## EXERCISE AIM
This task calls for copying every line of the records that includes the word "text".

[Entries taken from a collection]
──────
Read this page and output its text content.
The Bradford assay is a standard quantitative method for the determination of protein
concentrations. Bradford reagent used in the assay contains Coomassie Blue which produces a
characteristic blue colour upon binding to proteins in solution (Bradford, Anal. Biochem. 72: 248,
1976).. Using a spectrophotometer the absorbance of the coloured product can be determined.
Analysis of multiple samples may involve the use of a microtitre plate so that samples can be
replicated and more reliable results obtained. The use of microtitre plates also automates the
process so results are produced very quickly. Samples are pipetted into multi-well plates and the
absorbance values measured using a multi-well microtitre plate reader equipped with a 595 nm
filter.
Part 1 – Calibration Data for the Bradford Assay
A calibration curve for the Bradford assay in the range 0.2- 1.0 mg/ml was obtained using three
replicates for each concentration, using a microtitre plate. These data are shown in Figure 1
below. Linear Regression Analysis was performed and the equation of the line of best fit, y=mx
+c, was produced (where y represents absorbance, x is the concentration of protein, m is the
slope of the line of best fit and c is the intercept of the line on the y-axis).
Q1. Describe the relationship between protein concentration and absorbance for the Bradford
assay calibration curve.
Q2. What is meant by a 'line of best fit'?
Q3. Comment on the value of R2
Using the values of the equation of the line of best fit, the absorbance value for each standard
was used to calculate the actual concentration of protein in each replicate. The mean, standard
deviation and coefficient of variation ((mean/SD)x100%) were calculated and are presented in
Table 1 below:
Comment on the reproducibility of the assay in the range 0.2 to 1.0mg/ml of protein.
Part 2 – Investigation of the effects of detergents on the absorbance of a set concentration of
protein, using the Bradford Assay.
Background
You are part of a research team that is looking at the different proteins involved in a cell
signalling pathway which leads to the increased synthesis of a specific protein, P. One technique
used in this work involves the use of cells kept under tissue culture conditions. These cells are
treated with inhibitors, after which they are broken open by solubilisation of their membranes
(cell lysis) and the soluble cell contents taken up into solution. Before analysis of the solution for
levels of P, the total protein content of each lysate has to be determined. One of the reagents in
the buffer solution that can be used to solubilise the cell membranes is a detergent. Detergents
──────
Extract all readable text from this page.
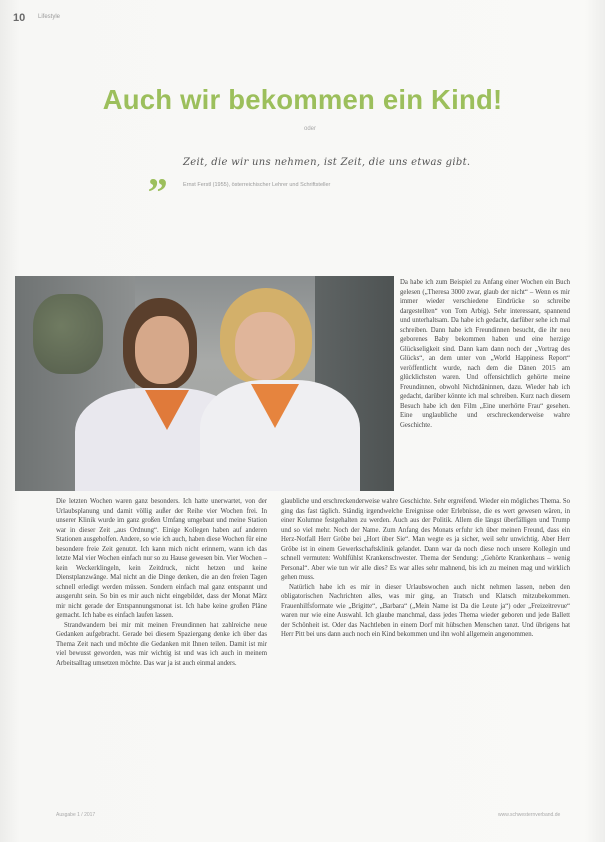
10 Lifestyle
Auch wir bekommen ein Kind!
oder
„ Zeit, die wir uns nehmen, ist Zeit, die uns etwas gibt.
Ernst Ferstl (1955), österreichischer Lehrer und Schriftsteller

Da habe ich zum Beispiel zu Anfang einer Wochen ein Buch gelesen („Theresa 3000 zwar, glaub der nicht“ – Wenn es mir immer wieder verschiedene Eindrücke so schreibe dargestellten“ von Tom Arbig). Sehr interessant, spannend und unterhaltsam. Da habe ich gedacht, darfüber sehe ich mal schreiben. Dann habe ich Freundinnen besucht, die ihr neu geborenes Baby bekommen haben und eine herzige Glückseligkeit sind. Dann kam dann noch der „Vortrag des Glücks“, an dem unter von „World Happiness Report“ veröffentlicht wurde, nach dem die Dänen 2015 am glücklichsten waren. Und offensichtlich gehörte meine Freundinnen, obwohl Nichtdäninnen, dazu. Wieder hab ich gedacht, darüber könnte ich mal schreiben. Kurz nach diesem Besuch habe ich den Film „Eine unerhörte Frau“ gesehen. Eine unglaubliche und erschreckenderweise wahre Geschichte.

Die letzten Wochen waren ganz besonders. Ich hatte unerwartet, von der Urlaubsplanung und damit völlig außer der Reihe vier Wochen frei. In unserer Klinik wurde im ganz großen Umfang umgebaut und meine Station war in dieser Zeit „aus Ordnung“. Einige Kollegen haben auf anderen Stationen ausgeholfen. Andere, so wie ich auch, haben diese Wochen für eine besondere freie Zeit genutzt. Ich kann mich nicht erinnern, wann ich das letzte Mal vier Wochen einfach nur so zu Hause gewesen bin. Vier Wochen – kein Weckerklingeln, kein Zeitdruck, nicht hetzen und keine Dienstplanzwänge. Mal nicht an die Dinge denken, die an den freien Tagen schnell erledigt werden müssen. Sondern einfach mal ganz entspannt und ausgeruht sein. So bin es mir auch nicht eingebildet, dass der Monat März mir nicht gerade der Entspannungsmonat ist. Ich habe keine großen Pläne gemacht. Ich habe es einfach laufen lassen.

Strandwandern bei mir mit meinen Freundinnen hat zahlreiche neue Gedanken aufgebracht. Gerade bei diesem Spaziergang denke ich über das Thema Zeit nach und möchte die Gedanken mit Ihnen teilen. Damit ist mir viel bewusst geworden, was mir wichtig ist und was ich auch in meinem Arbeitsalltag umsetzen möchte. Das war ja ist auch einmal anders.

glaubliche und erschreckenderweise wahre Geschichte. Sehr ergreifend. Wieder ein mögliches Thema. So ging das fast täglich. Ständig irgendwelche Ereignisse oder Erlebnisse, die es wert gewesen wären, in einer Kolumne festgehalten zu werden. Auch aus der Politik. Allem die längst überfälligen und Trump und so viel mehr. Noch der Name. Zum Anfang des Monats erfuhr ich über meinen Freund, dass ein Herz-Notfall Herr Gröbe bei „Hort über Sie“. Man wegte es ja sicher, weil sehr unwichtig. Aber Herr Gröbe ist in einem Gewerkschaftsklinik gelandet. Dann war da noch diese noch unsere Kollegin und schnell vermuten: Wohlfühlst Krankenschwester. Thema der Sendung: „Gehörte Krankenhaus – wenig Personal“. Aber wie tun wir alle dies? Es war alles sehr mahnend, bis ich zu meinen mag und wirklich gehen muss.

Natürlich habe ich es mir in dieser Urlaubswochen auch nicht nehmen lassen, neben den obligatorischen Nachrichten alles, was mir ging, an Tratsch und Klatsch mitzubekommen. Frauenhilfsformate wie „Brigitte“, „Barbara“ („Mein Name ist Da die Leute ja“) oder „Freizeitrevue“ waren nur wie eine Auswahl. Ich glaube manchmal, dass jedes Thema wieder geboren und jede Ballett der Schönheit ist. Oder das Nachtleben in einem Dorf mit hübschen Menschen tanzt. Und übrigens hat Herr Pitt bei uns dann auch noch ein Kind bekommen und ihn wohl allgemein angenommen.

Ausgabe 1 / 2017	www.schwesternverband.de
──────
## RESPONSE BOX
Read this page and output its text content.
Extract all readable text from this page.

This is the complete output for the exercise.